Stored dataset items
============================================================
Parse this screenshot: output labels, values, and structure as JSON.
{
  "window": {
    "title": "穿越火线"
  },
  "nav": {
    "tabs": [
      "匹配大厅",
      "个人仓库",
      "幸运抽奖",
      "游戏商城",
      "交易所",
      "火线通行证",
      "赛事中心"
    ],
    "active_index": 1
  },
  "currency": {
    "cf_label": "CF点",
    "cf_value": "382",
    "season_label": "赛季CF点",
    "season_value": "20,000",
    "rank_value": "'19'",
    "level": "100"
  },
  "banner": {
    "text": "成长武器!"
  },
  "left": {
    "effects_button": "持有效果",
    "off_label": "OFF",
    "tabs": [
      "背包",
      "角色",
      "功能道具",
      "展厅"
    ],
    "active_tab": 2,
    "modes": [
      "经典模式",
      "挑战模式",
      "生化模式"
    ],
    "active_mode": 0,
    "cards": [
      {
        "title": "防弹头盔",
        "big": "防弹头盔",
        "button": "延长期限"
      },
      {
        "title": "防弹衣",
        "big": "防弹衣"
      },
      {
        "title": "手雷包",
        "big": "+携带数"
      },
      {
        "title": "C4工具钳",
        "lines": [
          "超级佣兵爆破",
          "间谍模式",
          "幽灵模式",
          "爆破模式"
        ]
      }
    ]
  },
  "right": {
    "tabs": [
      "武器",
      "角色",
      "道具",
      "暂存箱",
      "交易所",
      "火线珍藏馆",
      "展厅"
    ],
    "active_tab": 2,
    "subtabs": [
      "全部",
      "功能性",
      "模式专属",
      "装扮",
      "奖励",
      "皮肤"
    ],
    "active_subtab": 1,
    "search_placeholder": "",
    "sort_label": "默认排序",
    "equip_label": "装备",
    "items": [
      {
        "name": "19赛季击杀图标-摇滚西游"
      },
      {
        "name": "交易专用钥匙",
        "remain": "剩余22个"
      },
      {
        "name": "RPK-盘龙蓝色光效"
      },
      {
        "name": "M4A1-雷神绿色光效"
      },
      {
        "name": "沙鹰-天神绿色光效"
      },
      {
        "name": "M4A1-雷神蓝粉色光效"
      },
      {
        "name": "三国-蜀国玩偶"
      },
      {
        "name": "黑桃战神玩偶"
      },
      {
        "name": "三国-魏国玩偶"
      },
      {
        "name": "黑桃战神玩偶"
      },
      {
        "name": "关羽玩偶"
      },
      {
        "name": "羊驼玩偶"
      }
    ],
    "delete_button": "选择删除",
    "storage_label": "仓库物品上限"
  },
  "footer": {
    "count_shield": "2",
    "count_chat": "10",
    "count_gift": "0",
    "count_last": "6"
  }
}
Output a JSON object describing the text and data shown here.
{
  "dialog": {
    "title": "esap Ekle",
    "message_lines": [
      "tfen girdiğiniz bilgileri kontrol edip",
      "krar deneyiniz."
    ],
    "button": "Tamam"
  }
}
============================================================
_WHAT NEEDS TO BE DONE:_
Return every line of the material exactly.

_WRITTEN RESPONSE:_
Parse this screenshot: output labels, values, and structure as JSON.
{
  "window": {
    "title": "穿越火线"
  },
  "nav": {
    "tabs": [
      "匹配大厅",
      "个人仓库",
      "幸运抽奖",
      "游戏商城",
      "交易所",
      "火线通行证",
      "赛事中心"
    ],
    "active_index": 1
  },
  "currency": {
    "cf_label": "CF点",
    "cf_value": "382",
    "season_label": "赛季CF点",
    "season_value": "20,000",
    "rank_value": "'19'",
    "level": "100"
  },
  "banner": {
    "text": "成长武器!"
  },
  "left": {
    "effects_button": "持有效果",
    "off_label": "OFF",
    "tabs": [
      "背包",
      "角色",
      "功能道具",
      "展厅"
    ],
    "active_tab": 2,
    "modes": [
      "经典模式",
      "挑战模式",
      "生化模式"
    ],
    "active_mode": 0,
    "cards": [
      {
        "title": "防弹头盔",
        "big": "防弹头盔",
        "button": "延长期限"
      },
      {
        "title": "防弹衣",
        "big": "防弹衣"
      },
      {
        "title": "手雷包",
        "big": "+携带数"
      },
      {
        "title": "C4工具钳",
        "lines": [
          "超级佣兵爆破",
          "间谍模式",
          "幽灵模式",
          "爆破模式"
        ]
      }
    ]
  },
  "right": {
    "tabs": [
      "武器",
      "角色",
      "道具",
      "暂存箱",
      "交易所",
      "火线珍藏馆",
      "展厅"
    ],
    "active_tab": 2,
    "subtabs": [
      "全部",
      "功能性",
      "模式专属",
      "装扮",
      "奖励",
      "皮肤"
    ],
    "active_subtab": 1,
    "search_placeholder": "",
    "sort_label": "默认排序",
    "equip_label": "装备",
    "items": [
      {
        "name": "19赛季击杀图标-摇滚西游"
      },
      {
        "name": "交易专用钥匙",
        "remain": "剩余22个"
      },
      {
        "name": "RPK-盘龙蓝色光效"
      },
      {
        "name": "M4A1-雷神绿色光效"
      },
      {
        "name": "沙鹰-天神绿色光效"
      },
      {
        "name": "M4A1-雷神蓝粉色光效"
      },
      {
        "name": "三国-蜀国玩偶"
      },
      {
        "name": "黑桃战神玩偶"
      },
      {
        "name": "三国-魏国玩偶"
      },
      {
        "name": "黑桃战神玩偶"
      },
      {
        "name": "关羽玩偶"
      },
      {
        "name": "羊驼玩偶"
      }
    ],
    "delete_button": "选择删除",
    "storage_label": "仓库物品上限"
  },
  "footer": {
    "count_shield": "2",
    "count_chat": "10",
    "count_gift": "0",
    "count_last": "6"
  }
}
Output a JSON object describing the text and data shown here.
{
  "dialog": {
    "title": "esap Ekle",
    "message_lines": [
      "tfen girdiğiniz bilgileri kontrol edip",
      "krar deneyiniz."
    ],
    "button": "Tamam"
  }
}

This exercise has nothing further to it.